** start Input data **

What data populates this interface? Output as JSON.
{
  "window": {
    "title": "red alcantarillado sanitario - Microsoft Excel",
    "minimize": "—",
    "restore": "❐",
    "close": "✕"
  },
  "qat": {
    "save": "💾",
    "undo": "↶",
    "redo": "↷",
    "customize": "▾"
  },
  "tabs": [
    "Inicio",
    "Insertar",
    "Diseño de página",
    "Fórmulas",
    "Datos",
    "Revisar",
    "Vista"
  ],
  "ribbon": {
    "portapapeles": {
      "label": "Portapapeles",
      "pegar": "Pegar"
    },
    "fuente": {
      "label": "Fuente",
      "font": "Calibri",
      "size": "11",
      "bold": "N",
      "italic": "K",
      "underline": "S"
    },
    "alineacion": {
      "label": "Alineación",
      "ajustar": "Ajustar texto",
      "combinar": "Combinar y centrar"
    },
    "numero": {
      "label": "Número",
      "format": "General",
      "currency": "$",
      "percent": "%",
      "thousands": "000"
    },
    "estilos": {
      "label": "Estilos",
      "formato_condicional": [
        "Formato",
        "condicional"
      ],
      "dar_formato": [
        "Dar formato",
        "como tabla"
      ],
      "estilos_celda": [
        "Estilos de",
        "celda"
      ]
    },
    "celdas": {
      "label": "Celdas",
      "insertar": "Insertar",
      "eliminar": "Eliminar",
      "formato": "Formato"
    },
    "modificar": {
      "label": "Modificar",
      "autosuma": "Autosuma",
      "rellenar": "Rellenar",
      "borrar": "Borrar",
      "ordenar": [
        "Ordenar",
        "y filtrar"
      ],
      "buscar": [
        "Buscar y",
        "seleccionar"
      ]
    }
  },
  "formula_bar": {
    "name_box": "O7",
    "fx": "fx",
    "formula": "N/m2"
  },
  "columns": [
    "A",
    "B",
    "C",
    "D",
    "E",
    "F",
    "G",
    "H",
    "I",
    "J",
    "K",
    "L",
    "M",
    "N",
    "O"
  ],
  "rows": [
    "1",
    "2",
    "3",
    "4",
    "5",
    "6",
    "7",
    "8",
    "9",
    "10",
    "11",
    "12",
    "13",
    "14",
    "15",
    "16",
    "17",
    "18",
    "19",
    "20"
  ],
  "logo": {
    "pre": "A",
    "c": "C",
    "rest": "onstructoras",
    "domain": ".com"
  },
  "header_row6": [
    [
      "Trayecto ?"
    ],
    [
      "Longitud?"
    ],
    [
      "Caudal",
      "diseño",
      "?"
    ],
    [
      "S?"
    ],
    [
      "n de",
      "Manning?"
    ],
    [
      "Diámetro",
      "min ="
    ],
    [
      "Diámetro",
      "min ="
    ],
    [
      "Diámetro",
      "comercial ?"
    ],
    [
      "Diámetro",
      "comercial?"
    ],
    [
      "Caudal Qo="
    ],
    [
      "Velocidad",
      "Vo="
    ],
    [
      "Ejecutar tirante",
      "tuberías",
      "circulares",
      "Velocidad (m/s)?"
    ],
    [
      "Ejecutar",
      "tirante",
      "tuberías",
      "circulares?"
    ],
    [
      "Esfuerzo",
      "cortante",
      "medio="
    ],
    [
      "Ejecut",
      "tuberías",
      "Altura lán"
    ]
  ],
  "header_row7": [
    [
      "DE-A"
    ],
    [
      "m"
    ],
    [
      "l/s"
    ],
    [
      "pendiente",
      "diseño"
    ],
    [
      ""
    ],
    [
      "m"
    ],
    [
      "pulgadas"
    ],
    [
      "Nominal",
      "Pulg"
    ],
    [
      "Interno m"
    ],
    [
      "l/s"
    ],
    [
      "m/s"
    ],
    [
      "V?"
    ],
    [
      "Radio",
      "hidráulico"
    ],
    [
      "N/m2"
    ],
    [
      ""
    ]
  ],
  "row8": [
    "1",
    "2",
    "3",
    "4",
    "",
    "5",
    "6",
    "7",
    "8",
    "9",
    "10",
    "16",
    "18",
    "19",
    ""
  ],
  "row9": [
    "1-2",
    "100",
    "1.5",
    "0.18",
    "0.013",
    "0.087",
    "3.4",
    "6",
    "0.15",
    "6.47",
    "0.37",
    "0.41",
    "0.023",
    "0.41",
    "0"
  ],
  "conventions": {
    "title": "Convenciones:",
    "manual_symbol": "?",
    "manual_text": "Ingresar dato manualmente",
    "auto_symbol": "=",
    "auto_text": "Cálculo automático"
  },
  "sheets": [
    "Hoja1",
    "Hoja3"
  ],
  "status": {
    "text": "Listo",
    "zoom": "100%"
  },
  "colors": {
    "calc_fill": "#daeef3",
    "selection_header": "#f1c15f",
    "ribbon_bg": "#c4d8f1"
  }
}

** end Input data **

§ What to work on: Your task is to repeat the data exactly, with nothing left out.

§ Problem solution:
What data populates this interface? Output as JSON.
{
  "window": {
    "title": "red alcantarillado sanitario - Microsoft Excel",
    "minimize": "—",
    "restore": "❐",
    "close": "✕"
  },
  "qat": {
    "save": "💾",
    "undo": "↶",
    "redo": "↷",
    "customize": "▾"
  },
  "tabs": [
    "Inicio",
    "Insertar",
    "Diseño de página",
    "Fórmulas",
    "Datos",
    "Revisar",
    "Vista"
  ],
  "ribbon": {
    "portapapeles": {
      "label": "Portapapeles",
      "pegar": "Pegar"
    },
    "fuente": {
      "label": "Fuente",
      "font": "Calibri",
      "size": "11",
      "bold": "N",
      "italic": "K",
      "underline": "S"
    },
    "alineacion": {
      "label": "Alineación",
      "ajustar": "Ajustar texto",
      "combinar": "Combinar y centrar"
    },
    "numero": {
      "label": "Número",
      "format": "General",
      "currency": "$",
      "percent": "%",
      "thousands": "000"
    },
    "estilos": {
      "label": "Estilos",
      "formato_condicional": [
        "Formato",
        "condicional"
      ],
      "dar_formato": [
        "Dar formato",
        "como tabla"
      ],
      "estilos_celda": [
        "Estilos de",
        "celda"
      ]
    },
    "celdas": {
      "label": "Celdas",
      "insertar": "Insertar",
      "eliminar": "Eliminar",
      "formato": "Formato"
    },
    "modificar": {
      "label": "Modificar",
      "autosuma": "Autosuma",
      "rellenar": "Rellenar",
      "borrar": "Borrar",
      "ordenar": [
        "Ordenar",
        "y filtrar"
      ],
      "buscar": [
        "Buscar y",
        "seleccionar"
      ]
    }
  },
  "formula_bar": {
    "name_box": "O7",
    "fx": "fx",
    "formula": "N/m2"
  },
  "columns": [
    "A",
    "B",
    "C",
    "D",
    "E",
    "F",
    "G",
    "H",
    "I",
    "J",
    "K",
    "L",
    "M",
    "N",
    "O"
  ],
  "rows": [
    "1",
    "2",
    "3",
    "4",
    "5",
    "6",
    "7",
    "8",
    "9",
    "10",
    "11",
    "12",
    "13",
    "14",
    "15",
    "16",
    "17",
    "18",
    "19",
    "20"
  ],
  "logo": {
    "pre": "A",
    "c": "C",
    "rest": "onstructoras",
    "domain": ".com"
  },
  "header_row6": [
    [
      "Trayecto ?"
    ],
    [
      "Longitud?"
    ],
    [
      "Caudal",
      "diseño",
      "?"
    ],
    [
      "S?"
    ],
    [
      "n de",
      "Manning?"
    ],
    [
      "Diámetro",
      "min ="
    ],
    [
      "Diámetro",
      "min ="
    ],
    [
      "Diámetro",
      "comercial ?"
    ],
    [
      "Diámetro",
      "comercial?"
    ],
    [
      "Caudal Qo="
    ],
    [
      "Velocidad",
      "Vo="
    ],
    [
      "Ejecutar tirante",
      "tuberías",
      "circulares",
      "Velocidad (m/s)?"
    ],
    [
      "Ejecutar",
      "tirante",
      "tuberías",
      "circulares?"
    ],
    [
      "Esfuerzo",
      "cortante",
      "medio="
    ],
    [
      "Ejecut",
      "tuberías",
      "Altura lán"
    ]
  ],
  "header_row7": [
    [
      "DE-A"
    ],
    [
      "m"
    ],
    [
      "l/s"
    ],
    [
      "pendiente",
      "diseño"
    ],
    [
      ""
    ],
    [
      "m"
    ],
    [
      "pulgadas"
    ],
    [
      "Nominal",
      "Pulg"
    ],
    [
      "Interno m"
    ],
    [
      "l/s"
    ],
    [
      "m/s"
    ],
    [
      "V?"
    ],
    [
      "Radio",
      "hidráulico"
    ],
    [
      "N/m2"
    ],
    [
      ""
    ]
  ],
  "row8": [
    "1",
    "2",
    "3",
    "4",
    "",
    "5",
    "6",
    "7",
    "8",
    "9",
    "10",
    "16",
    "18",
    "19",
    ""
  ],
  "row9": [
    "1-2",
    "100",
    "1.5",
    "0.18",
    "0.013",
    "0.087",
    "3.4",
    "6",
    "0.15",
    "6.47",
    "0.37",
    "0.41",
    "0.023",
    "0.41",
    "0"
  ],
  "conventions": {
    "title": "Convenciones:",
    "manual_symbol": "?",
    "manual_text": "Ingresar dato manualmente",
    "auto_symbol": "=",
    "auto_text": "Cálculo automático"
  },
  "sheets": [
    "Hoja1",
    "Hoja3"
  ],
  "status": {
    "text": "Listo",
    "zoom": "100%"
  },
  "colors": {
    "calc_fill": "#daeef3",
    "selection_header": "#f1c15f",
    "ribbon_bg": "#c4d8f1"
  }
}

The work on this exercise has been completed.